══ SOURCE PASSAGE

[ 
https://issues.apache.org/jira/browse/KAFKA-18957?page=com.atlassian.jira.plugin.system.issuetabpanels:comment-tabpanel&focusedCommentId=17948960#comment-17948960
 ] 

Travis Bischel commented on KAFKA-18957:
----------------------------------------

As a point of consolation, I have not ran into this in Kafka 4 with KIP-890 
fully implemented.

> Impossible to recover hanging transactions in Kafka 3.9 in KRaft mode using 
> EOS
> -------------------------------------------------------------------------------
>
>                 Key: KAFKA-18957
>                 URL: https://issues.apache.org/jira/browse/KAFKA-18957
>             Project: Kafka
>          Issue Type: Bug
>          Components: kraft
>    Affects Versions: 3.8.1, 3.9.0
>            Reporter: Travis Bischel
>            Priority: Major
>         Attachments: docker-compose.yml, failures.tar.gz, log4j.properties, 
> script
>
>
> h1. The problem
> I am able to semi-reliably reproduce hanging unrecoverable transactions on 
> Kafka 3.8 using the bitnami container in KRaft mode with a cluster size of 
> both 1 and 3. In the failure scenario, a transaction enters and permanently 
> hangs in either PrepareCommit or PrepareAbort. To try to fix the hanging 
> transaction, I have tried to:
>  * Wait until after the transactional timeout. Even after waiting hours just 
> to see, the transaction hung.
>  * Send a InitProducerID request with the LastProducerID and 
> LastProducerEpoch fields set. I receive the CONCURRENT_TRANSACTIONS error 
> code back, permanently (i.e. even after retrying this request for minutes)
>  * I have tried to initialize a _new_ transaction – that is, send 
> InitProducerID with LastProducerID=-1 and LastProducerEpoch=-1. Again, I 
> permanently receive CONCURRENT_TRANSACTIONS.
>  * I have tried to use kafka-transactions.sh to try to forcefully abort the 
> transaction. Nothing happens; the transaction still shows as PrepareCommit or 
> PrepareAbort.
> I encountered this error first while trying to add support for KIP-848 to my 
> franz-go client. I first thought this was an error with the branch, but to 
> double check, I looped my integration tests on the main branch against Kafka 
> 3.9 and periodically encountered the same permanent-hang failure. This is a 
> new failure; my tests have reliably passed against Kafka for years. I *do* 
> encounter this failure with eager consumer rebalancers, but it is less 
> common. Where the cooperative-sticky test suite may fail after three or four 
> runs, the range test suite (same tests, just using a different balancer) 
> fails after ten or so.
> h1. Description of the test suite
> franz-go has an integration test that
>  * Starts one transactional producer that produces 500K records to t1 (the 
> name in the tests is random), ending and beginning transactions every 10K 
> records 
> ([here|https://github.com/twmb/franz-go/blob/master/pkg/kgo/txn_test.go#L29])

════
══ DATASET CONTENT

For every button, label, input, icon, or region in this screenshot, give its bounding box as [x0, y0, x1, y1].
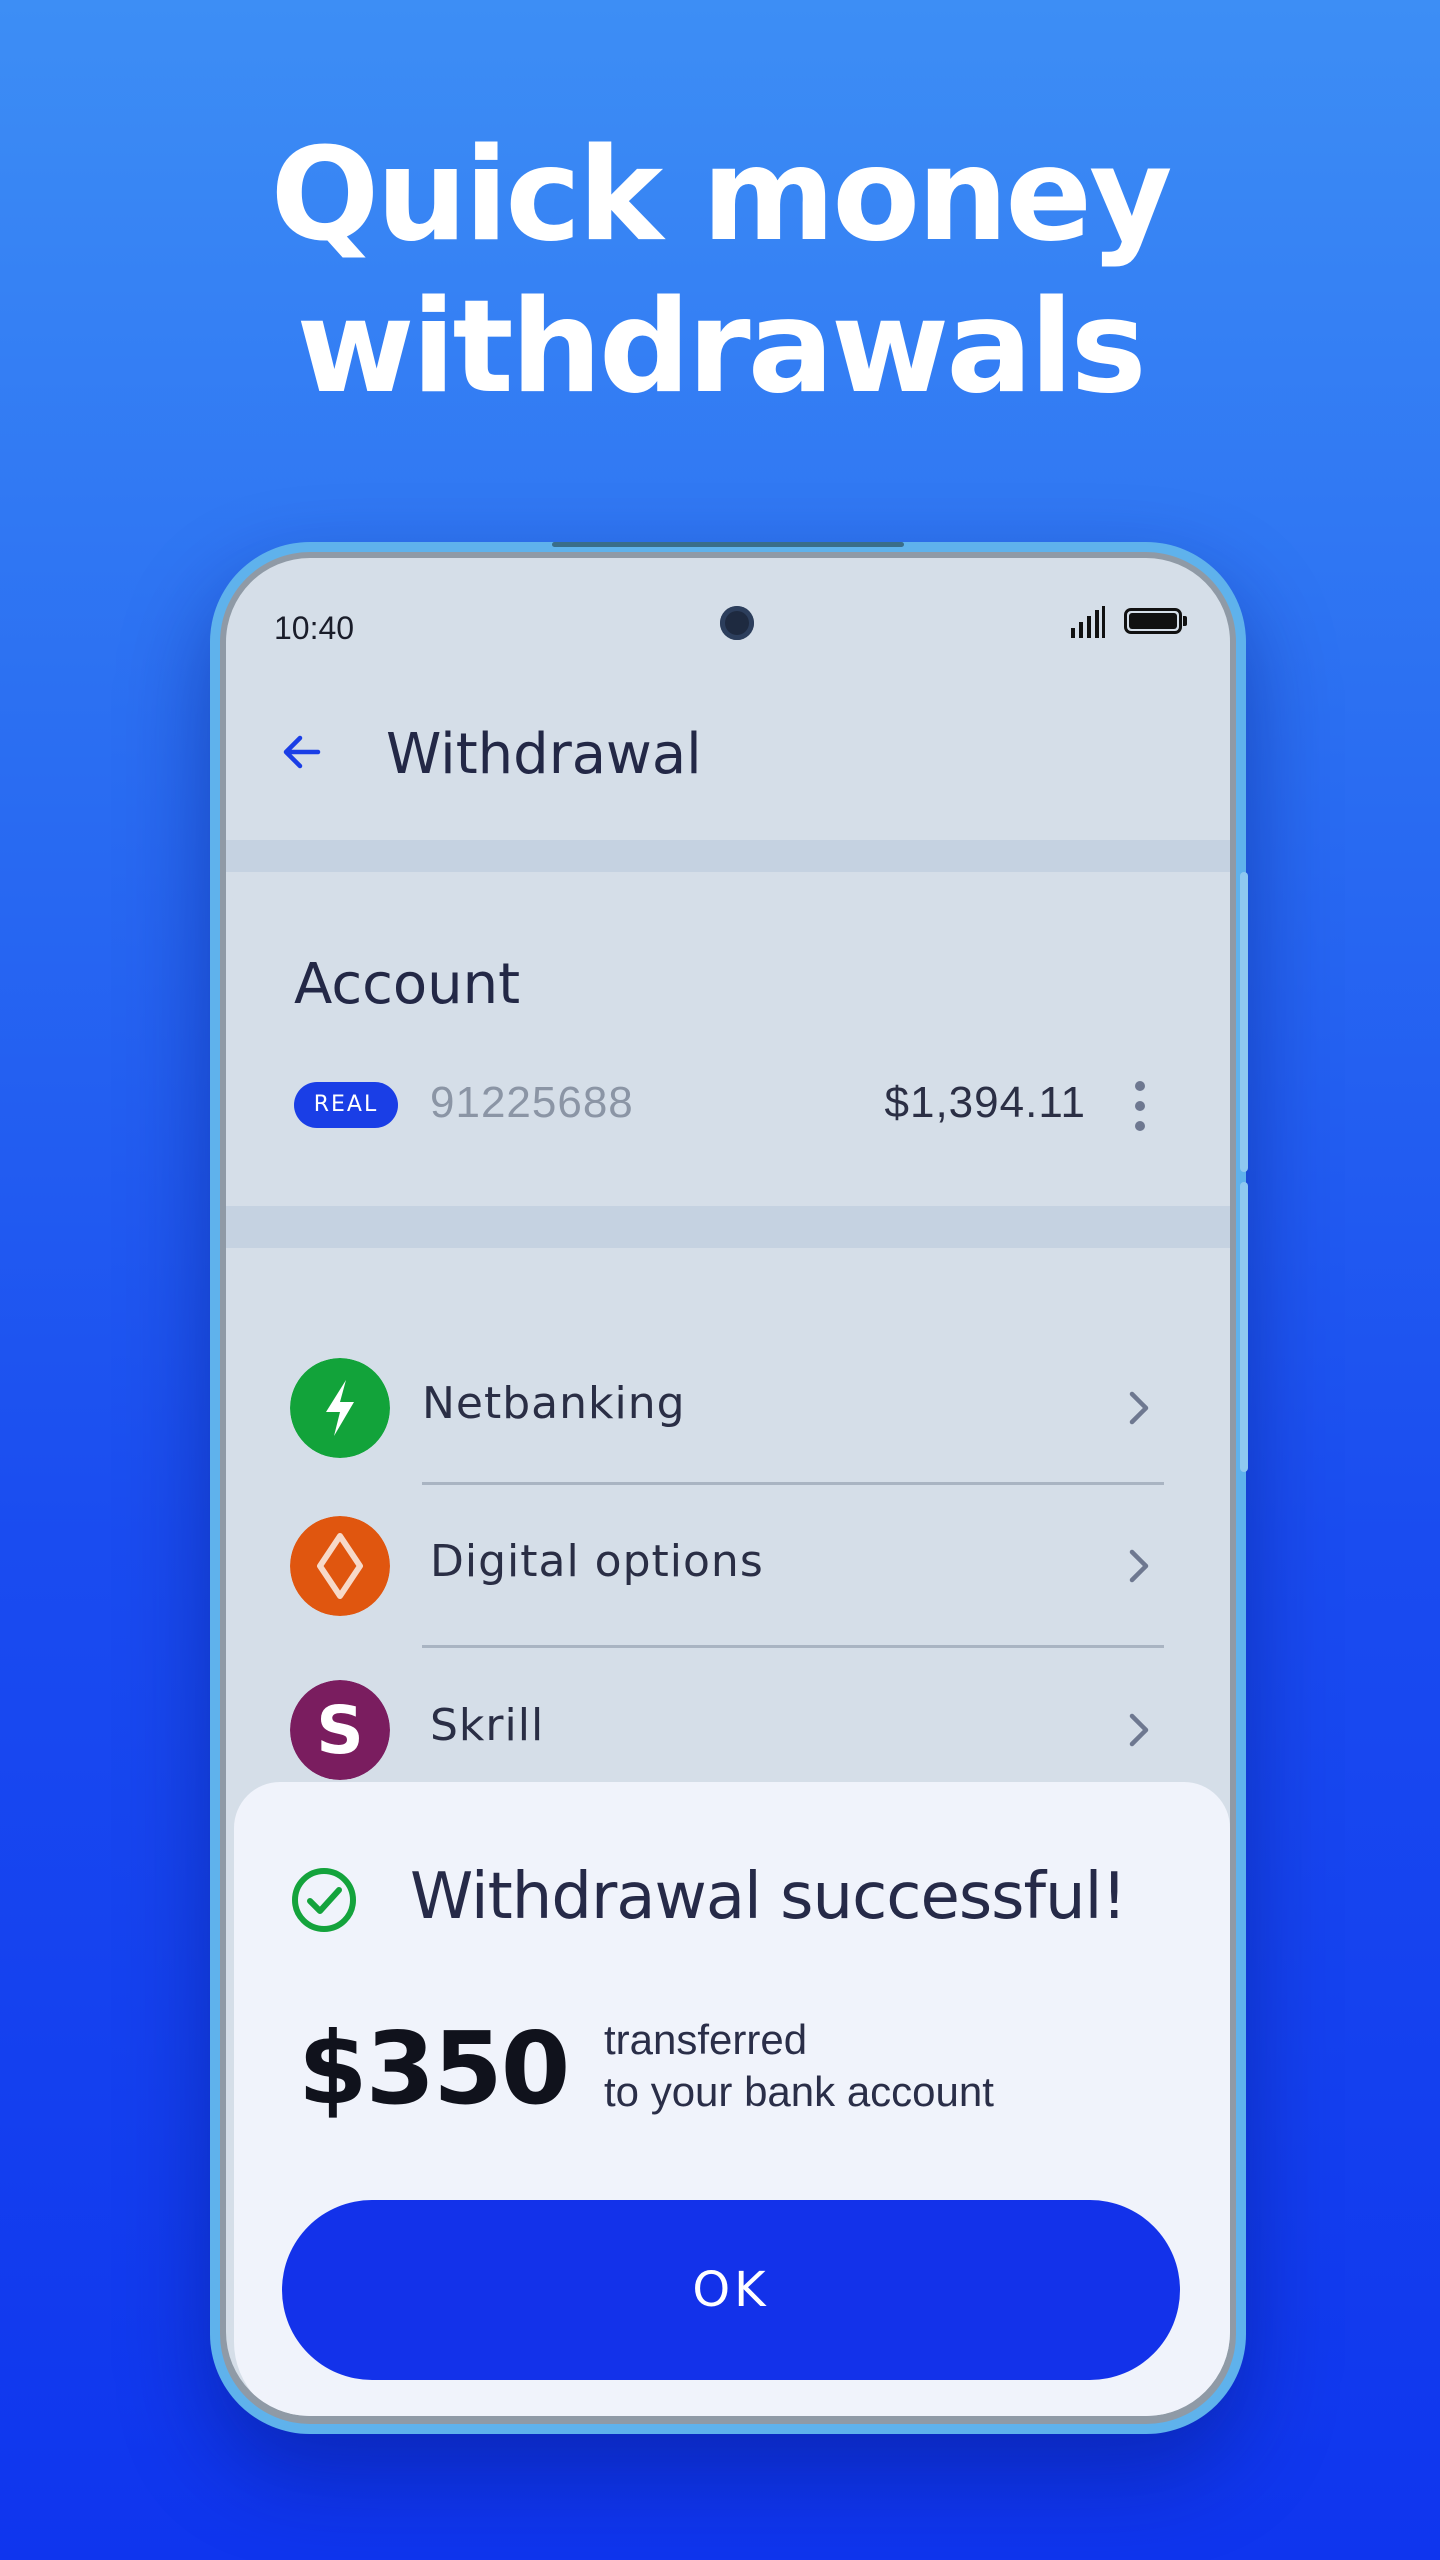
status-bar: 10:40	[226, 558, 1230, 688]
earpiece	[552, 542, 904, 547]
account-title: Account	[294, 952, 521, 1017]
svg-text:S: S	[316, 1692, 364, 1769]
hero-line-2: withdrawals	[296, 273, 1146, 422]
front-camera	[720, 606, 754, 640]
method-label: Digital options	[430, 1536, 764, 1587]
method-skrill[interactable]: S Skrill	[230, 1652, 1230, 1782]
method-digital-options[interactable]: Digital options	[230, 1488, 1230, 1618]
success-bottom-sheet: Withdrawal successful! $350 transferred …	[234, 1782, 1230, 2416]
account-type-badge: REAL	[294, 1082, 398, 1128]
chevron-right-icon	[1129, 1713, 1149, 1747]
section-gap	[226, 1206, 1230, 1248]
account-number: 91225688	[430, 1078, 634, 1127]
amount-description-line-2: to your bank account	[604, 2068, 994, 2115]
success-title: Withdrawal successful!	[410, 1860, 1127, 1934]
account-balance: $1,394.11	[884, 1078, 1086, 1127]
account-card: Account REAL 91225688 $1,394.11	[230, 872, 1230, 1206]
battery-full-icon	[1124, 608, 1182, 634]
chevron-right-icon	[1129, 1549, 1149, 1583]
ok-button[interactable]: OK	[282, 2200, 1180, 2380]
phone-bezel: 10:40 Withdrawal Account REAL 91225688 $…	[220, 552, 1236, 2424]
method-label: Netbanking	[422, 1378, 686, 1429]
skrill-s-icon: S	[290, 1680, 390, 1780]
withdrawn-amount: $350	[298, 2010, 570, 2127]
list-divider	[422, 1645, 1164, 1648]
diamond-icon	[290, 1516, 390, 1616]
app-bar-divider	[226, 840, 1230, 872]
phone-side-button	[1240, 1182, 1248, 1472]
withdrawal-methods-list: Netbanking Digital options S Skrill	[230, 1248, 1230, 1848]
amount-description: transferred to your bank account	[604, 2014, 994, 2118]
status-time: 10:40	[274, 610, 355, 646]
page-title: Withdrawal	[386, 722, 702, 787]
battery-tip	[1183, 616, 1187, 626]
chevron-right-icon	[1129, 1391, 1149, 1425]
method-netbanking[interactable]: Netbanking	[230, 1330, 1230, 1460]
phone-side-button	[1240, 872, 1248, 1172]
signal-bars-icon	[1071, 606, 1105, 638]
app-bar: Withdrawal	[226, 688, 1230, 840]
phone-screen: 10:40 Withdrawal Account REAL 91225688 $…	[226, 558, 1230, 2416]
arrow-left-icon[interactable]	[278, 728, 326, 776]
method-label: Skrill	[430, 1700, 545, 1751]
hero-headline: Quick money withdrawals	[0, 120, 1440, 424]
list-divider	[422, 1482, 1164, 1485]
hero-line-1: Quick money	[270, 121, 1172, 270]
more-vertical-icon[interactable]	[1130, 1078, 1150, 1134]
amount-description-line-1: transferred	[604, 2016, 808, 2063]
phone-frame: 10:40 Withdrawal Account REAL 91225688 $…	[210, 542, 1248, 2434]
lightning-icon	[290, 1358, 390, 1458]
check-circle-icon	[292, 1868, 356, 1932]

════

PROBLEM SET |
1) Summarize the Kafka issue page in two sentences.
2) Return the lines of the listing from the line with "558, 1230, 688]" to the line with "1536, 764, 1587]", both included.

RESULTS OF THE EXERCISE |
1) A comment on KAFKA-18957 reports not having run into the problem in Kafka 4 with KIP-890 fully implemented. The quoted issue describes transactions on Kafka 3.8 and 3.9 in KRaft mode hanging permanently in PrepareCommit or PrepareAbort, with waiting past the transactional timeout, sending InitProducerID requests, and forcing an abort through kafka-transactions.sh all failing to recover them.

2)
status-bar: 10:40	[226, 558, 1230, 688]
earpiece	[552, 542, 904, 547]
account-title: Account	[294, 952, 521, 1017]
svg-text:S: S	[316, 1692, 364, 1769]
hero-line-2: withdrawals	[296, 273, 1146, 422]
front-camera	[720, 606, 754, 640]
method-label: Digital options	[430, 1536, 764, 1587]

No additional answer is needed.